Stated goal ::
Return only the number of lines holding the word "Figure".

Supplied material ::
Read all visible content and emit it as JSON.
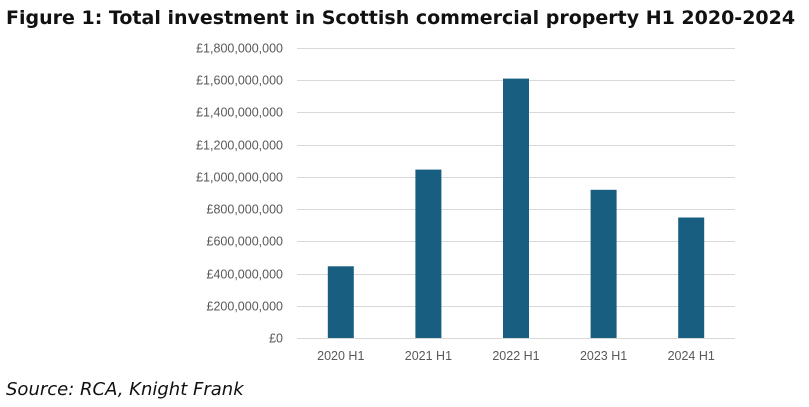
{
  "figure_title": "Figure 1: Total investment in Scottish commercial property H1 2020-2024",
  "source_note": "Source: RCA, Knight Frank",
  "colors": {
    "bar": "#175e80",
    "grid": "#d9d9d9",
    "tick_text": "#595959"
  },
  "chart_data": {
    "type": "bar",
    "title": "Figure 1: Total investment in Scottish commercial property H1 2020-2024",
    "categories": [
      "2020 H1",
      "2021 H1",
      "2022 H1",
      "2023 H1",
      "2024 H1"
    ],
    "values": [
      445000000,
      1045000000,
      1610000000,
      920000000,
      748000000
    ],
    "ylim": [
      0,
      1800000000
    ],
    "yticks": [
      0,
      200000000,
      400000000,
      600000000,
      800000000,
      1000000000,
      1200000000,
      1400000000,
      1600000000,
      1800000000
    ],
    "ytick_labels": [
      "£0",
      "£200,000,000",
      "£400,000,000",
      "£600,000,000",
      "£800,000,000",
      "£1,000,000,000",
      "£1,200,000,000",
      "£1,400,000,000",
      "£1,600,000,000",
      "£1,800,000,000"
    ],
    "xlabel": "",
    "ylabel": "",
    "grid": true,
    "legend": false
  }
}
--
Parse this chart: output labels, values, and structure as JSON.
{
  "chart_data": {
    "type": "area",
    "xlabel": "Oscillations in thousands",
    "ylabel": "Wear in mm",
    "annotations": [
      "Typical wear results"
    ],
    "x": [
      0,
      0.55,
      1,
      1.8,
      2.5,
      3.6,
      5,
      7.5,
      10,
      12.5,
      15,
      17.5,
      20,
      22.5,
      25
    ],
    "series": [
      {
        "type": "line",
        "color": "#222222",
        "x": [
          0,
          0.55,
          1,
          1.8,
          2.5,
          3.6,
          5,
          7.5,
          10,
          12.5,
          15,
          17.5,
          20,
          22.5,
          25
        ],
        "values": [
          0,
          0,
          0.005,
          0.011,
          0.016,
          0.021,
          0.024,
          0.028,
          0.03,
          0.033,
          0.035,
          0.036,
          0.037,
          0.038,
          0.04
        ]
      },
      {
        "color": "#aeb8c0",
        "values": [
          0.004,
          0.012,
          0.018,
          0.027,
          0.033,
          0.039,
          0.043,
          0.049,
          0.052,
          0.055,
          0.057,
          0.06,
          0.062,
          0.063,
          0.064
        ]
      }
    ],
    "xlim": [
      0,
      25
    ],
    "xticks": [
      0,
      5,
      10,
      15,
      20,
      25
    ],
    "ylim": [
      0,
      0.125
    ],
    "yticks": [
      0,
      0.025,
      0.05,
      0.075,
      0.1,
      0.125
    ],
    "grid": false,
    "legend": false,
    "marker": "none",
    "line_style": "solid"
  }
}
* * *
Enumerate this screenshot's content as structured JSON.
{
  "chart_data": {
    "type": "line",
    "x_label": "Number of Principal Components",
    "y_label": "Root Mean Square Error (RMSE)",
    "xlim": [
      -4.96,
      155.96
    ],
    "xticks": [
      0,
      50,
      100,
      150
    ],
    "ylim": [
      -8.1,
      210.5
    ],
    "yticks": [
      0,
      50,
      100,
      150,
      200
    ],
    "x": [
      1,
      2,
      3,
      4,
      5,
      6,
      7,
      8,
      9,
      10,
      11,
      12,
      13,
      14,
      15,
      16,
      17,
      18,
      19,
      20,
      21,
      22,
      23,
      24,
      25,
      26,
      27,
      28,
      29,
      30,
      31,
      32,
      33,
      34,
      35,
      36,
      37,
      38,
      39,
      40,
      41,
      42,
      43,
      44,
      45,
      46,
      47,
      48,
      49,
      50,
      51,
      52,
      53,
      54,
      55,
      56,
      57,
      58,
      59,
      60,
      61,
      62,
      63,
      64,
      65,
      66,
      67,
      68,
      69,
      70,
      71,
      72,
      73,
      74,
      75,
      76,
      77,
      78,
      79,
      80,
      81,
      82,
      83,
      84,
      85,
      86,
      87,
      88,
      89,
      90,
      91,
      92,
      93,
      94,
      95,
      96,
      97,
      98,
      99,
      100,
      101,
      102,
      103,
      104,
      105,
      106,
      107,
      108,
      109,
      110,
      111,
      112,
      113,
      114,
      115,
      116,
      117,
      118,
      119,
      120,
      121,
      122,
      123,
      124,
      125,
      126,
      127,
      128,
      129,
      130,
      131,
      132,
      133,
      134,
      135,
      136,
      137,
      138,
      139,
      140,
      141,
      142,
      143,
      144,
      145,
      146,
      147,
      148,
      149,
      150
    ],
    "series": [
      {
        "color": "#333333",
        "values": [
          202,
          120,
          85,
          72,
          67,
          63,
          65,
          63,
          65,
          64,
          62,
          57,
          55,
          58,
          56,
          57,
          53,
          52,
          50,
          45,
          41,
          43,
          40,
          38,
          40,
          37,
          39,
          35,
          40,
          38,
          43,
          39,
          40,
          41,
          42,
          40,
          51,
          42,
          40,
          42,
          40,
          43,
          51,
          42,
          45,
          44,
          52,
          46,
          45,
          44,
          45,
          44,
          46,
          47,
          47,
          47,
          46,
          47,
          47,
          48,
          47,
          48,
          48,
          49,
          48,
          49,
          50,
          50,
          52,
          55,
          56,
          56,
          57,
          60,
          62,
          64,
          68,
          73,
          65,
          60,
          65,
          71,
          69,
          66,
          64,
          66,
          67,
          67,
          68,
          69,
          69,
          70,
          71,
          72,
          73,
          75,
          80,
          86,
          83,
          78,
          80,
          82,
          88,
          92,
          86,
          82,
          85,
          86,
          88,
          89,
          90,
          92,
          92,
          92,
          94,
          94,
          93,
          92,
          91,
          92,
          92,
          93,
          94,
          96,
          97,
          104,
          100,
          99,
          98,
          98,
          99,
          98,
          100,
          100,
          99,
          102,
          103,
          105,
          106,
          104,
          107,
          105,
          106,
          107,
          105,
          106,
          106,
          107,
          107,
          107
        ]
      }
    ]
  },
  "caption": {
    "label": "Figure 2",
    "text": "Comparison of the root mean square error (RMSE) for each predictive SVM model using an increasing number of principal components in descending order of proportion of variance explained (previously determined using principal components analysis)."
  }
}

Task result ::
3